**WHAT THE TASK REQUIRES:** Copy all lines holding the word "滑翔过程中以绵羊为参照物" from the entries.
----- RAW RECORDS -----
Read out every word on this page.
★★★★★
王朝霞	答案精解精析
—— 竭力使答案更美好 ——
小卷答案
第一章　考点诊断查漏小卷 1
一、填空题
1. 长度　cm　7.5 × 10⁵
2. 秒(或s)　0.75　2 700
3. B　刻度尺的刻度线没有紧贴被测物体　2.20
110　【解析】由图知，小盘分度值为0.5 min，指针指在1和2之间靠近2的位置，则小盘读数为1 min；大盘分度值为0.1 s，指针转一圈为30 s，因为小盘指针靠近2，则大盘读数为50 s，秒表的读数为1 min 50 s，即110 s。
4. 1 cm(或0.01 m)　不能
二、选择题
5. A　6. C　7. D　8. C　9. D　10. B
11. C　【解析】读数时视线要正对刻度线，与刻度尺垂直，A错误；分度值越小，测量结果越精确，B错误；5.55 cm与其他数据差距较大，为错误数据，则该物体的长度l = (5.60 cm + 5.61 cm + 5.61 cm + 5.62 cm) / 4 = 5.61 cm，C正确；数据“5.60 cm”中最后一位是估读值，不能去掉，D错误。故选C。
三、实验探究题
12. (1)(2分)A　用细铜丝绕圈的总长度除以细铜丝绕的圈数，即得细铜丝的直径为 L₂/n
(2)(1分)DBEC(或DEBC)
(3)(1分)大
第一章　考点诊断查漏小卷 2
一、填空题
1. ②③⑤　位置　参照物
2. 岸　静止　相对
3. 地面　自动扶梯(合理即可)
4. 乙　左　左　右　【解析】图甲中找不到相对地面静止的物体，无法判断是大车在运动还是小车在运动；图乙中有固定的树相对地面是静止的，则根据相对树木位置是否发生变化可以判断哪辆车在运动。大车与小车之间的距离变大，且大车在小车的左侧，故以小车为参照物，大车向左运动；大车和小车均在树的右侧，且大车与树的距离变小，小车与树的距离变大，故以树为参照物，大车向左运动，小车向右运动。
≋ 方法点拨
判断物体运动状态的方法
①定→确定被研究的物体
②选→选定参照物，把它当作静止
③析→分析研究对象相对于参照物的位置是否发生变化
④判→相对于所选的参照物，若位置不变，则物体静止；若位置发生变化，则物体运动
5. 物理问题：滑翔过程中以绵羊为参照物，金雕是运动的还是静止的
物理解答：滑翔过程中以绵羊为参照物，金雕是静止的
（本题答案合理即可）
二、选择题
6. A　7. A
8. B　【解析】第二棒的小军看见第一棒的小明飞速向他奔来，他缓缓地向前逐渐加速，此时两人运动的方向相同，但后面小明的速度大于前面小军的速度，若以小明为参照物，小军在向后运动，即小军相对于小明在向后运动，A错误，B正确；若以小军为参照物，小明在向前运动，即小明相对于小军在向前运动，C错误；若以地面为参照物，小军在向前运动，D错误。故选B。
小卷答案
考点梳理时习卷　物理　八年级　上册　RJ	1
-----
**ANSWER TO THE PROBLEM:**
5. 物理问题：滑翔过程中以绵羊为参照物，金雕是运动的还是静止的
物理解答：滑翔过程中以绵羊为参照物，金雕是静止的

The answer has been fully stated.